* Begin Extracted information *
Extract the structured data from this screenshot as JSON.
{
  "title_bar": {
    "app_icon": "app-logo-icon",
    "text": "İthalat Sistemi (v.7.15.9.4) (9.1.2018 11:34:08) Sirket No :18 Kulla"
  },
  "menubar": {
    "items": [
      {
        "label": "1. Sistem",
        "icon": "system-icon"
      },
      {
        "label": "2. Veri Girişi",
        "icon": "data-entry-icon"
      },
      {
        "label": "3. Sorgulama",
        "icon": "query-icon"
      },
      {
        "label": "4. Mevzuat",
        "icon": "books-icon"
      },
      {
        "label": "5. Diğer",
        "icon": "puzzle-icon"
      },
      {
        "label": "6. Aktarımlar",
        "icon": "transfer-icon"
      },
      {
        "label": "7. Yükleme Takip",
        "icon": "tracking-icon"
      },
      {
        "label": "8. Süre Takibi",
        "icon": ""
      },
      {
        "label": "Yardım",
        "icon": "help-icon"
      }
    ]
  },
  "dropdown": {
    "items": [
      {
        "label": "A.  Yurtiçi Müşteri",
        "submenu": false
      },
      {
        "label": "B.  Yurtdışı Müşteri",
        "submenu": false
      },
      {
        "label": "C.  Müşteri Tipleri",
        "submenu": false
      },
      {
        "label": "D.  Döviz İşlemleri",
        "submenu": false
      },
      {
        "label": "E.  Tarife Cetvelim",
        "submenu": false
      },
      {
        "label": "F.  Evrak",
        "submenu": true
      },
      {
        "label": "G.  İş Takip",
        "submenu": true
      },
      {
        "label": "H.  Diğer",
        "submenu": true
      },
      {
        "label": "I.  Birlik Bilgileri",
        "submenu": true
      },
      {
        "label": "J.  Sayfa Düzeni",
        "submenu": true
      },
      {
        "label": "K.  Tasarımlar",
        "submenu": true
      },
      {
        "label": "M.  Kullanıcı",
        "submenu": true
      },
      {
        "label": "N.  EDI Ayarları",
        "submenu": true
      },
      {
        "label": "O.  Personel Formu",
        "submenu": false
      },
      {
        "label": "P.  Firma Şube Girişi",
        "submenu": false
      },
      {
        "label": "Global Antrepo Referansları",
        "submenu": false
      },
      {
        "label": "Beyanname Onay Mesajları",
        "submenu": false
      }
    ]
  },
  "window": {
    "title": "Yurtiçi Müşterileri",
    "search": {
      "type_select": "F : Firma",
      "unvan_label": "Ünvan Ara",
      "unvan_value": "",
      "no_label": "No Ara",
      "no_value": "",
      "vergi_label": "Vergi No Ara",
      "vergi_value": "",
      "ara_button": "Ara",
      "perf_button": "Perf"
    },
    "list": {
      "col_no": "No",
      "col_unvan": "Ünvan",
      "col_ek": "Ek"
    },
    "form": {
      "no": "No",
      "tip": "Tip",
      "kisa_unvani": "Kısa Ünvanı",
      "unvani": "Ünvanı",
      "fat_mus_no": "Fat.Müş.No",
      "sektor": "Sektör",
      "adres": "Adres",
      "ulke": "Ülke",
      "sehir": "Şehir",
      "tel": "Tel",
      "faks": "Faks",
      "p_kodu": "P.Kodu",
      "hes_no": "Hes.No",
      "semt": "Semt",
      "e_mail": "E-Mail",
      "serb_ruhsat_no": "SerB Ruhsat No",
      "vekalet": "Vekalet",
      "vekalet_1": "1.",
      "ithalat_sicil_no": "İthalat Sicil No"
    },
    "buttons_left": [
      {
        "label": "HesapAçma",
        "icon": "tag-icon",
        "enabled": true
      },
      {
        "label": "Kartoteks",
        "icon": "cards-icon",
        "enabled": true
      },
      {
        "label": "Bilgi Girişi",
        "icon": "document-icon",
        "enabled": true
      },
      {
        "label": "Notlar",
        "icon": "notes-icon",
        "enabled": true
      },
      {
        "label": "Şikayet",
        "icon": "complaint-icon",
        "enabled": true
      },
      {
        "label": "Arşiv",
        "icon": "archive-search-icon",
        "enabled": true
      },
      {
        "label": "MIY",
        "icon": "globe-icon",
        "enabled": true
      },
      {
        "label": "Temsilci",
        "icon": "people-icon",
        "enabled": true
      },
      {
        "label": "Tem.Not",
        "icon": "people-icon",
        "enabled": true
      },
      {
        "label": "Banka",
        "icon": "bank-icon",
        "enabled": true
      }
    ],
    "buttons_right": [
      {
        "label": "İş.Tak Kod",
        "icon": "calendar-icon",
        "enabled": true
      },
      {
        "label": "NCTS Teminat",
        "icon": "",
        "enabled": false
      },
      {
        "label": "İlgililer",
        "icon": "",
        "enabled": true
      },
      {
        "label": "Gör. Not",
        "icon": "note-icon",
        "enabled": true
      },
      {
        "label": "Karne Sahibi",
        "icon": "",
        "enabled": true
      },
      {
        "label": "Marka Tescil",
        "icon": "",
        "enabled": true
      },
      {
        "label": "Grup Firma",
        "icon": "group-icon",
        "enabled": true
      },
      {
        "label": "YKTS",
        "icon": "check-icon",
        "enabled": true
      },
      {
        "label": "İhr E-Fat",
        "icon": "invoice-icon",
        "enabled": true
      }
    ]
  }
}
* End Extracted information *
### Set problem
Please restate the records in full, word for word.

### Response below
Extract the structured data from this screenshot as JSON.
{
  "title_bar": {
    "app_icon": "app-logo-icon",
    "text": "İthalat Sistemi (v.7.15.9.4) (9.1.2018 11:34:08) Sirket No :18 Kulla"
  },
  "menubar": {
    "items": [
      {
        "label": "1. Sistem",
        "icon": "system-icon"
      },
      {
        "label": "2. Veri Girişi",
        "icon": "data-entry-icon"
      },
      {
        "label": "3. Sorgulama",
        "icon": "query-icon"
      },
      {
        "label": "4. Mevzuat",
        "icon": "books-icon"
      },
      {
        "label": "5. Diğer",
        "icon": "puzzle-icon"
      },
      {
        "label": "6. Aktarımlar",
        "icon": "transfer-icon"
      },
      {
        "label": "7. Yükleme Takip",
        "icon": "tracking-icon"
      },
      {
        "label": "8. Süre Takibi",
        "icon": ""
      },
      {
        "label": "Yardım",
        "icon": "help-icon"
      }
    ]
  },
  "dropdown": {
    "items": [
      {
        "label": "A.  Yurtiçi Müşteri",
        "submenu": false
      },
      {
        "label": "B.  Yurtdışı Müşteri",
        "submenu": false
      },
      {
        "label": "C.  Müşteri Tipleri",
        "submenu": false
      },
      {
        "label": "D.  Döviz İşlemleri",
        "submenu": false
      },
      {
        "label": "E.  Tarife Cetvelim",
        "submenu": false
      },
      {
        "label": "F.  Evrak",
        "submenu": true
      },
      {
        "label": "G.  İş Takip",
        "submenu": true
      },
      {
        "label": "H.  Diğer",
        "submenu": true
      },
      {
        "label": "I.  Birlik Bilgileri",
        "submenu": true
      },
      {
        "label": "J.  Sayfa Düzeni",
        "submenu": true
      },
      {
        "label": "K.  Tasarımlar",
        "submenu": true
      },
      {
        "label": "M.  Kullanıcı",
        "submenu": true
      },
      {
        "label": "N.  EDI Ayarları",
        "submenu": true
      },
      {
        "label": "O.  Personel Formu",
        "submenu": false
      },
      {
        "label": "P.  Firma Şube Girişi",
        "submenu": false
      },
      {
        "label": "Global Antrepo Referansları",
        "submenu": false
      },
      {
        "label": "Beyanname Onay Mesajları",
        "submenu": false
      }
    ]
  },
  "window": {
    "title": "Yurtiçi Müşterileri",
    "search": {
      "type_select": "F : Firma",
      "unvan_label": "Ünvan Ara",
      "unvan_value": "",
      "no_label": "No Ara",
      "no_value": "",
      "vergi_label": "Vergi No Ara",
      "vergi_value": "",
      "ara_button": "Ara",
      "perf_button": "Perf"
    },
    "list": {
      "col_no": "No",
      "col_unvan": "Ünvan",
      "col_ek": "Ek"
    },
    "form": {
      "no": "No",
      "tip": "Tip",
      "kisa_unvani": "Kısa Ünvanı",
      "unvani": "Ünvanı",
      "fat_mus_no": "Fat.Müş.No",
      "sektor": "Sektör",
      "adres": "Adres",
      "ulke": "Ülke",
      "sehir": "Şehir",
      "tel": "Tel",
      "faks": "Faks",
      "p_kodu": "P.Kodu",
      "hes_no": "Hes.No",
      "semt": "Semt",
      "e_mail": "E-Mail",
      "serb_ruhsat_no": "SerB Ruhsat No",
      "vekalet": "Vekalet",
      "vekalet_1": "1.",
      "ithalat_sicil_no": "İthalat Sicil No"
    },
    "buttons_left": [
      {
        "label": "HesapAçma",
        "icon": "tag-icon",
        "enabled": true
      },
      {
        "label": "Kartoteks",
        "icon": "cards-icon",
        "enabled": true
      },
      {
        "label": "Bilgi Girişi",
        "icon": "document-icon",
        "enabled": true
      },
      {
        "label": "Notlar",
        "icon": "notes-icon",
        "enabled": true
      },
      {
        "label": "Şikayet",
        "icon": "complaint-icon",
        "enabled": true
      },
      {
        "label": "Arşiv",
        "icon": "archive-search-icon",
        "enabled": true
      },
      {
        "label": "MIY",
        "icon": "globe-icon",
        "enabled": true
      },
      {
        "label": "Temsilci",
        "icon": "people-icon",
        "enabled": true
      },
      {
        "label": "Tem.Not",
        "icon": "people-icon",
        "enabled": true
      },
      {
        "label": "Banka",
        "icon": "bank-icon",
        "enabled": true
      }
    ],
    "buttons_right": [
      {
        "label": "İş.Tak Kod",
        "icon": "calendar-icon",
        "enabled": true
      },
      {
        "label": "NCTS Teminat",
        "icon": "",
        "enabled": false
      },
      {
        "label": "İlgililer",
        "icon": "",
        "enabled": true
      },
      {
        "label": "Gör. Not",
        "icon": "note-icon",
        "enabled": true
      },
      {
        "label": "Karne Sahibi",
        "icon": "",
        "enabled": true
      },
      {
        "label": "Marka Tescil",
        "icon": "",
        "enabled": true
      },
      {
        "label": "Grup Firma",
        "icon": "group-icon",
        "enabled": true
      },
      {
        "label": "YKTS",
        "icon": "check-icon",
        "enabled": true
      },
      {
        "label": "İhr E-Fat",
        "icon": "invoice-icon",
        "enabled": true
      }
    ]
  }
}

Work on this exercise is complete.